# PROBLEM STATEMENT
All entries are to be quoted exactly; the images stay out of the copy.

[START DATA TO PROCESS]

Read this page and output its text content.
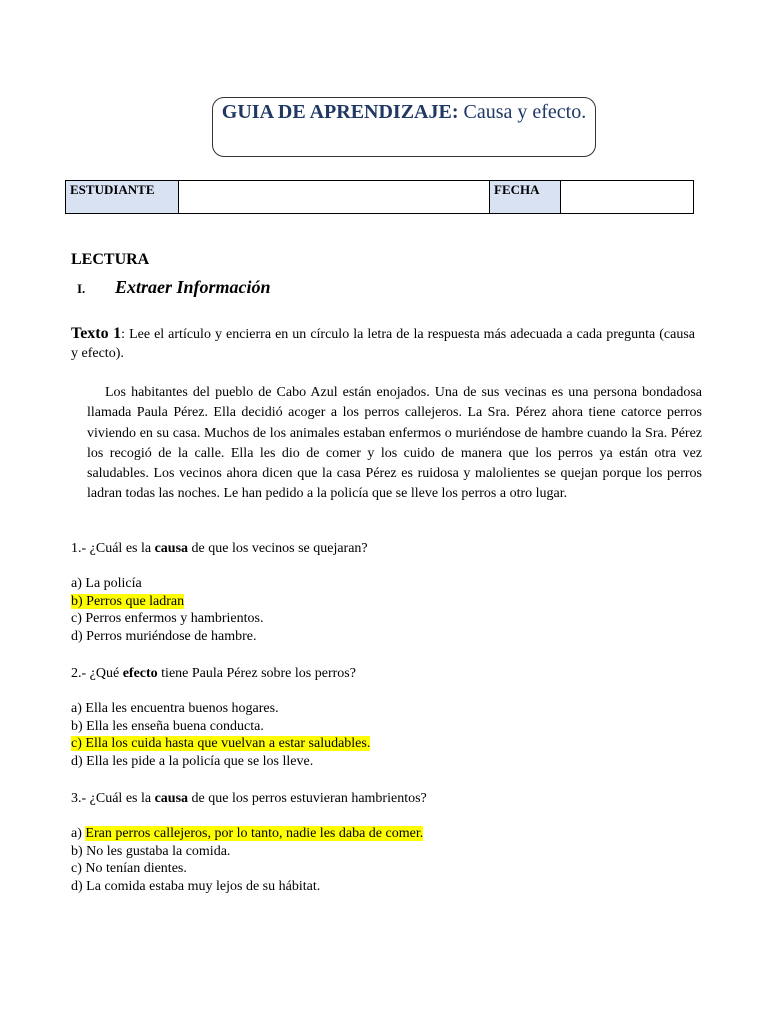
GUIA DE APRENDIZAJE: Causa y efecto.
ESTUDIANTE		FECHA	
LECTURA
I. Extraer Información
Texto 1: Lee el artículo y encierra en un círculo la letra de la respuesta más adecuada a cada pregunta (causa y efecto).
Los habitantes del pueblo de Cabo Azul están enojados. Una de sus vecinas es una persona bondadosa llamada Paula Pérez. Ella decidió acoger a los perros callejeros. La Sra. Pérez ahora tiene catorce perros viviendo en su casa. Muchos de los animales estaban enfermos o muriéndose de hambre cuando la Sra. Pérez los recogió de la calle. Ella les dio de comer y los cuido de manera que los perros ya están otra vez saludables. Los vecinos ahora dicen que la casa Pérez es ruidosa y malolientes se quejan porque los perros ladran todas las noches. Le han pedido a la policía que se lleve los perros a otro lugar.

1.- ¿Cuál es la causa de que los vecinos se quejaran?

a) La policía

b) Perros que ladran

c) Perros enfermos y hambrientos.

d) Perros muriéndose de hambre.

2.- ¿Qué efecto tiene Paula Pérez sobre los perros?

a) Ella les encuentra buenos hogares.

b) Ella les enseña buena conducta.

c) Ella los cuida hasta que vuelvan a estar saludables.

d) Ella les pide a la policía que se los lleve.

3.- ¿Cuál es la causa de que los perros estuvieran hambrientos?

a) Eran perros callejeros, por lo tanto, nadie les daba de comer.

b) No les gustaba la comida.

c) No tenían dientes.

d) La comida estaba muy lejos de su hábitat.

[END DATA TO PROCESS]

# WRITTEN SOLUTION
Read this page and output its text content.
GUIA DE APRENDIZAJE: Causa y efecto.
ESTUDIANTE		FECHA	
LECTURA
I. Extraer Información
Texto 1: Lee el artículo y encierra en un círculo la letra de la respuesta más adecuada a cada pregunta (causa y efecto).
Los habitantes del pueblo de Cabo Azul están enojados. Una de sus vecinas es una persona bondadosa llamada Paula Pérez. Ella decidió acoger a los perros callejeros. La Sra. Pérez ahora tiene catorce perros viviendo en su casa. Muchos de los animales estaban enfermos o muriéndose de hambre cuando la Sra. Pérez los recogió de la calle. Ella les dio de comer y los cuido de manera que los perros ya están otra vez saludables. Los vecinos ahora dicen que la casa Pérez es ruidosa y malolientes se quejan porque los perros ladran todas las noches. Le han pedido a la policía que se lleve los perros a otro lugar.

1.- ¿Cuál es la causa de que los vecinos se quejaran?

a) La policía

b) Perros que ladran

c) Perros enfermos y hambrientos.

d) Perros muriéndose de hambre.

2.- ¿Qué efecto tiene Paula Pérez sobre los perros?

a) Ella les encuentra buenos hogares.

b) Ella les enseña buena conducta.

c) Ella los cuida hasta que vuelvan a estar saludables.

d) Ella les pide a la policía que se los lleve.

3.- ¿Cuál es la causa de que los perros estuvieran hambrientos?

a) Eran perros callejeros, por lo tanto, nadie les daba de comer.

b) No les gustaba la comida.

c) No tenían dientes.

d) La comida estaba muy lejos de su hábitat.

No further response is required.